= Beginning of Section =

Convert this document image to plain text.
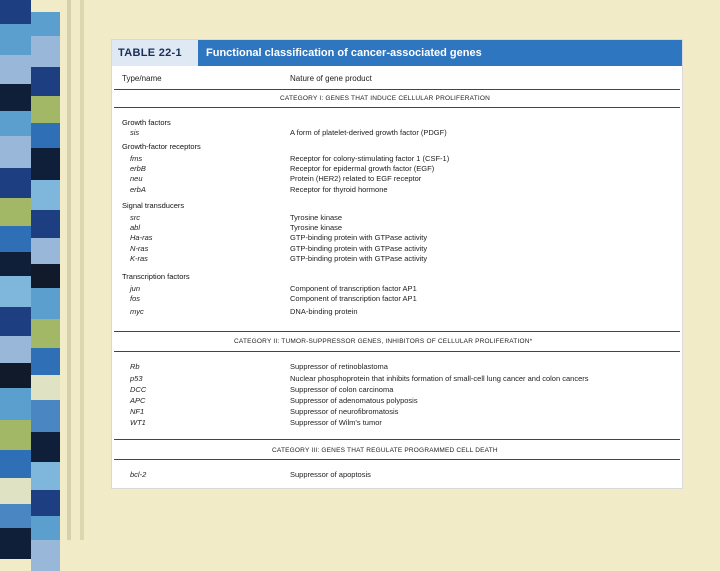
TABLE 22-1	Functional classification of cancer-associated genes
Type/name	Nature of gene product
CATEGORY I: GENES THAT INDUCE CELLULAR PROLIFERATION
Growth factors
sis	A form of platelet-derived growth factor (PDGF)
Growth-factor receptors
fms	Receptor for colony-stimulating factor 1 (CSF-1)
erbB	Receptor for epidermal growth factor (EGF)
neu	Protein (HER2) related to EGF receptor
erbA	Receptor for thyroid hormone
Signal transducers
src	Tyrosine kinase
abl	Tyrosine kinase
Ha-ras	GTP-binding protein with GTPase activity
N-ras	GTP-binding protein with GTPase activity
K-ras	GTP-binding protein with GTPase activity
Transcription factors
jun	Component of transcription factor AP1
fos	Component of transcription factor AP1
myc	DNA-binding protein
CATEGORY II: TUMOR-SUPPRESSOR GENES, INHIBITORS OF CELLULAR PROLIFERATION*
Rb	Suppressor of retinoblastoma
p53	Nuclear phosphoprotein that inhibits formation of small-cell lung cancer and colon cancers
DCC	Suppressor of colon carcinoma
APC	Suppressor of adenomatous polyposis
NF1	Suppressor of neurofibromatosis
WT1	Suppressor of Wilm's tumor
CATEGORY III: GENES THAT REGULATE PROGRAMMED CELL DEATH
bcl-2	Suppressor of apoptosis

= End of Section =

**Problem details**
Take the preceding listing and transcribe it exactly, skipping the pictures.

**Answer section**
Convert this document image to plain text.
TABLE 22-1	Functional classification of cancer-associated genes
Type/name	Nature of gene product
CATEGORY I: GENES THAT INDUCE CELLULAR PROLIFERATION
Growth factors
sis	A form of platelet-derived growth factor (PDGF)
Growth-factor receptors
fms	Receptor for colony-stimulating factor 1 (CSF-1)
erbB	Receptor for epidermal growth factor (EGF)
neu	Protein (HER2) related to EGF receptor
erbA	Receptor for thyroid hormone
Signal transducers
src	Tyrosine kinase
abl	Tyrosine kinase
Ha-ras	GTP-binding protein with GTPase activity
N-ras	GTP-binding protein with GTPase activity
K-ras	GTP-binding protein with GTPase activity
Transcription factors
jun	Component of transcription factor AP1
fos	Component of transcription factor AP1
myc	DNA-binding protein
CATEGORY II: TUMOR-SUPPRESSOR GENES, INHIBITORS OF CELLULAR PROLIFERATION*
Rb	Suppressor of retinoblastoma
p53	Nuclear phosphoprotein that inhibits formation of small-cell lung cancer and colon cancers
DCC	Suppressor of colon carcinoma
APC	Suppressor of adenomatous polyposis
NF1	Suppressor of neurofibromatosis
WT1	Suppressor of Wilm's tumor
CATEGORY III: GENES THAT REGULATE PROGRAMMED CELL DEATH
bcl-2	Suppressor of apoptosis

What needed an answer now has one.